Passage shown:
- Genre: Sitcom
- Created by: David Angell Peter Casey David Lee Chuck Ranberg Anne Flett-Giordano
- Written by: John Augustine Anne Flett-Giordano;
- Directed by: Sheldon Epps; Pamela Fryman;
- Starring: Nathan Lane; Joan Plowright; Glenne Headly;
- Composer: Bruce Miller
- Country of origin: United States
- Original language: English
- No. of seasons: 1
- No. of episodes: 13 (2 unaired)

Production
- Executive producers: David Angell Peter Casey David Lee Chuck Ranberg Anne Flett-Giordano Nathan Lane
- Producer: Mary Fukuto
- Camera setup: Multi-camera
- Running time: 22–24 minutes
- Production companies: Grub Street Productions; Paramount Television;

Original release
- Network: NBC
- Release: September 22, 1998 – January 27, 1999

= Encore! Encore! =

American sitcom television series

Encore! Encore! is an American sitcom television series created by David Angell, Peter Casey, David Lee, Chuck Ranberg and Anne Flett-Giordano, starring Nathan Lane as an opera singer. On the verge of becoming "The Fourth Tenor", Lane's character injures his vocal cords and must move in with his family, who run a vineyard in Northern California. The series premiered on NBC on September 22, 1998, airing on Tuesdays at 8:30 p.m.

Dataset entries:
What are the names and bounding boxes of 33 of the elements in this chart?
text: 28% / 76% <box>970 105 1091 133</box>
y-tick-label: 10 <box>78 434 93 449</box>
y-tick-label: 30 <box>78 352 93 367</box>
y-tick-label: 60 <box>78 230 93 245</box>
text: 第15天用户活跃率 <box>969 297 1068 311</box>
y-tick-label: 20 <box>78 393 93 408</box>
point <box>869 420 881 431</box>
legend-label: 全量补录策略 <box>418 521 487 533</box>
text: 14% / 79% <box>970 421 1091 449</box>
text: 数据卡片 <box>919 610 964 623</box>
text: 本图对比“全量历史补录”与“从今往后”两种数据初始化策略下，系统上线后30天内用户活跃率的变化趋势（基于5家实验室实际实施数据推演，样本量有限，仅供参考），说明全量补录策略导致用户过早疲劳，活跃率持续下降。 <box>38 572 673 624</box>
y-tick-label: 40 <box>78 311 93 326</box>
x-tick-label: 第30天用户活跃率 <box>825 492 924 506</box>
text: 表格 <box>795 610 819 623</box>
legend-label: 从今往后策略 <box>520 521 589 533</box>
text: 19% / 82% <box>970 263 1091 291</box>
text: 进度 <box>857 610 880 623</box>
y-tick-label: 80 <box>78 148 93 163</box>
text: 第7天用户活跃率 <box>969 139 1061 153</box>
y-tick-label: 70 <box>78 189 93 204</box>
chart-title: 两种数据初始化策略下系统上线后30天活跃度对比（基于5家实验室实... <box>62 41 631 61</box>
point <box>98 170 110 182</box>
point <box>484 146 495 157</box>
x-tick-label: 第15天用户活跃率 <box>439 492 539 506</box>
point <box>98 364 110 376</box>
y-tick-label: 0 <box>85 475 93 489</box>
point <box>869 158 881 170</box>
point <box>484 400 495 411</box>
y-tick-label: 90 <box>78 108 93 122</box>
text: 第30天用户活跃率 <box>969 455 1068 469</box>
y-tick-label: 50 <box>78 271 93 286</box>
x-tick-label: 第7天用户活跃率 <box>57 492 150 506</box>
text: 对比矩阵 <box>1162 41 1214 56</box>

Task set:
A. According to the Encore! Encore! entry, where does the family of Nathan Lane's character run a vineyard?
B. Reproduce the part of the Encore! Encore! entry between "Original release" and "at 8:30 p.m.", inclusive.
Rely only on the Encore! Encore! entry and not on the material.

Task-by-task results:
A. In Northern California.

B.
Original release
- Network: NBC
- Release: September 22, 1998 – January 27, 1999

= Encore! Encore! =

American sitcom television series

Encore! Encore! is an American sitcom television series created by David Angell, Peter Casey, David Lee, Chuck Ranberg and Anne Flett-Giordano, starring Nathan Lane as an opera singer. On the verge of becoming "The Fourth Tenor", Lane's character injures his vocal cords and must move in with his family, who run a vineyard in Northern California. The series premiered on NBC on September 22, 1998, airing on Tuesdays at 8:30 p.m.